§ Work to do
Extract each line of the data below exactly as written.

§ Records
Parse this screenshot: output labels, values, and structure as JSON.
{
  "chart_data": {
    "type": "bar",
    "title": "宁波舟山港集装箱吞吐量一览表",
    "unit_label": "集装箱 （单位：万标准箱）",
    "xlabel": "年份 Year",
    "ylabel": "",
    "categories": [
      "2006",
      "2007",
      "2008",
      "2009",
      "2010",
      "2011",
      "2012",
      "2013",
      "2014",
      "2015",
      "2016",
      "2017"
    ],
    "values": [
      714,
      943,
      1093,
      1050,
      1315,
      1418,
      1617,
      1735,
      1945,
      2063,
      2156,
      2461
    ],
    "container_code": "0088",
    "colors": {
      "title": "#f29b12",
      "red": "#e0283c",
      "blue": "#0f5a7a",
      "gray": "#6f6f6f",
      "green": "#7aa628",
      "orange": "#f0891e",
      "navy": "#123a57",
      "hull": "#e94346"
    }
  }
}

§ Full solution
Parse this screenshot: output labels, values, and structure as JSON.
{
  "chart_data": {
    "type": "bar",
    "title": "宁波舟山港集装箱吞吐量一览表",
    "unit_label": "集装箱 （单位：万标准箱）",
    "xlabel": "年份 Year",
    "ylabel": "",
    "categories": [
      "2006",
      "2007",
      "2008",
      "2009",
      "2010",
      "2011",
      "2012",
      "2013",
      "2014",
      "2015",
      "2016",
      "2017"
    ],
    "values": [
      714,
      943,
      1093,
      1050,
      1315,
      1418,
      1617,
      1735,
      1945,
      2063,
      2156,
      2461
    ],
    "container_code": "0088",
    "colors": {
      "title": "#f29b12",
      "red": "#e0283c",
      "blue": "#0f5a7a",
      "gray": "#6f6f6f",
      "green": "#7aa628",
      "orange": "#f0891e",
      "navy": "#123a57",
      "hull": "#e94346"
    }
  }
}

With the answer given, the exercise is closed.